● **OBJECTIVE**
Answer with one number: the count of lines in this material that hold the word "your".

## start

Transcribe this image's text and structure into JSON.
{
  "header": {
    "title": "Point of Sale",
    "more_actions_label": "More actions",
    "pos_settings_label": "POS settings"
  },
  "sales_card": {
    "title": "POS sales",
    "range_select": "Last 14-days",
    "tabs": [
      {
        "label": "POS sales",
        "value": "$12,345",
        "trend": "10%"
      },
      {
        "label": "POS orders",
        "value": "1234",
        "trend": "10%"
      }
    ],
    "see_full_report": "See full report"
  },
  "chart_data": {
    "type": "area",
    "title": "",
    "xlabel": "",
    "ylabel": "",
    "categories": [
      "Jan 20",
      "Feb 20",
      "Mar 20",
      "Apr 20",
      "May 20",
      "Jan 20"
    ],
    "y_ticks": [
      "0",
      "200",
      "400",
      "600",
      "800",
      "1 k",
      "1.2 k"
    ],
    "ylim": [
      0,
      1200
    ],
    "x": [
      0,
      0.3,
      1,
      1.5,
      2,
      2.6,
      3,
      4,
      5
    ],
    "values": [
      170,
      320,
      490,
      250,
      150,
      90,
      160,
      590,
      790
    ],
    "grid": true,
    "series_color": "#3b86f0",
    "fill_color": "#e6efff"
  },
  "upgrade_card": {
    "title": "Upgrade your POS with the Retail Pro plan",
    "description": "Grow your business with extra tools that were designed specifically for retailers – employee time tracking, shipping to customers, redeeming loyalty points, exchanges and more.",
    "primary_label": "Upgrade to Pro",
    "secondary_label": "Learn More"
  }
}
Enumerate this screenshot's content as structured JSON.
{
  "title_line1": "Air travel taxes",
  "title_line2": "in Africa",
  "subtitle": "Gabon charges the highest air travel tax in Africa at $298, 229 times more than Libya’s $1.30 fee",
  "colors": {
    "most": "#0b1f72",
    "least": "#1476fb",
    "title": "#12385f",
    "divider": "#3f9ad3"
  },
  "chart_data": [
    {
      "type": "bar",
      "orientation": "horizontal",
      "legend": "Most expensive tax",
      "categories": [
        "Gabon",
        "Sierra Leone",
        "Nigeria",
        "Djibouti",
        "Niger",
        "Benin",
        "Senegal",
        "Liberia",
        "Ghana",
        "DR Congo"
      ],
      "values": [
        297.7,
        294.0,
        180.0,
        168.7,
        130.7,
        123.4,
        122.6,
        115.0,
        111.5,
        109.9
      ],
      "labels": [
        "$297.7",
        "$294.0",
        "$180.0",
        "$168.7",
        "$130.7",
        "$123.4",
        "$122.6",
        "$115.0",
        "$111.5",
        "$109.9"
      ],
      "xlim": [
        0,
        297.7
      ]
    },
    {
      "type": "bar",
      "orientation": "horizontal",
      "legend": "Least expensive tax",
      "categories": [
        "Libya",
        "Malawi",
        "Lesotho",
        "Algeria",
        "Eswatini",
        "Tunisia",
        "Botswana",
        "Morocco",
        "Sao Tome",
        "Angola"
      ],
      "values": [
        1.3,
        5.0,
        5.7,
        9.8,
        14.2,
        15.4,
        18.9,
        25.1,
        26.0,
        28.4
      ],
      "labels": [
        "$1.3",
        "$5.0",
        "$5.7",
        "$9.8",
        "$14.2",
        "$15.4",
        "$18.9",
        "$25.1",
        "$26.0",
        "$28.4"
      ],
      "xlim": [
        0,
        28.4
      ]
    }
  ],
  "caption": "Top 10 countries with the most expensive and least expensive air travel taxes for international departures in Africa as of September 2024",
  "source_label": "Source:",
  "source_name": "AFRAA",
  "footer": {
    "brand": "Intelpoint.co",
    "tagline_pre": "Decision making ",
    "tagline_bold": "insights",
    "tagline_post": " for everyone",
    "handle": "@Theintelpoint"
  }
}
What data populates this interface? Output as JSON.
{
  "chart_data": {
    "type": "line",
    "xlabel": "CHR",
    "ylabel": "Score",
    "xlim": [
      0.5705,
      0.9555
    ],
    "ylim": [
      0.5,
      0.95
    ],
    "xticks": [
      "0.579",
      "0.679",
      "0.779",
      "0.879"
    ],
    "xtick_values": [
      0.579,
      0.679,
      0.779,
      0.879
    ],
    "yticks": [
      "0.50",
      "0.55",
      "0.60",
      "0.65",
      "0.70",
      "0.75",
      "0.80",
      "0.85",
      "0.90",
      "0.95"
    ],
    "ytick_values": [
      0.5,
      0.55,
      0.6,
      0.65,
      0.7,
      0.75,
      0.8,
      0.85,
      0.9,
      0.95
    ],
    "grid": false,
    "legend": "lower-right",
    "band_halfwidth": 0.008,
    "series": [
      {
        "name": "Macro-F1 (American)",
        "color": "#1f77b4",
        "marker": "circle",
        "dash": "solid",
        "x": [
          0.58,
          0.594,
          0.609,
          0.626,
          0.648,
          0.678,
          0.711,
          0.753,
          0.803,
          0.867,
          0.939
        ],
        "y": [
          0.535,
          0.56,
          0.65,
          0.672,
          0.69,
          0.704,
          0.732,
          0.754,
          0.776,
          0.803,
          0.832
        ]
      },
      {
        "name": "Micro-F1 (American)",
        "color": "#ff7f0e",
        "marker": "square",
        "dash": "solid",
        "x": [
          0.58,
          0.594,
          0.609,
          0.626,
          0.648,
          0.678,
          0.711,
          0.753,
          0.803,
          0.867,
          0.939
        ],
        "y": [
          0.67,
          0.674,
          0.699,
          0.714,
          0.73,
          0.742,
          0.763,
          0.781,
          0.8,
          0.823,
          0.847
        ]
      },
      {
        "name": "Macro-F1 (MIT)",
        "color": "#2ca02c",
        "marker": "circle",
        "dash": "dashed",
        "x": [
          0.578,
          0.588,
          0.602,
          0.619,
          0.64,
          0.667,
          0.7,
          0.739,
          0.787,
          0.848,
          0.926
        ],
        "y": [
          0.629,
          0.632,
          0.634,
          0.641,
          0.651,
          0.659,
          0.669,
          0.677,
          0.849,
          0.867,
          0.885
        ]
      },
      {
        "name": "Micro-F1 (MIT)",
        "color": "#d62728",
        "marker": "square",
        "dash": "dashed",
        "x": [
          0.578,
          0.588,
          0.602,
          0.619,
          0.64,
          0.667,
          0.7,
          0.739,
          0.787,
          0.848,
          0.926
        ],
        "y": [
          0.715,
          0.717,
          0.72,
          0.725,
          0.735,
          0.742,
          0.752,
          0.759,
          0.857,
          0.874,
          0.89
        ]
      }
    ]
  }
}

## end

● **SOLUTION TO THIS PROBLEM**
2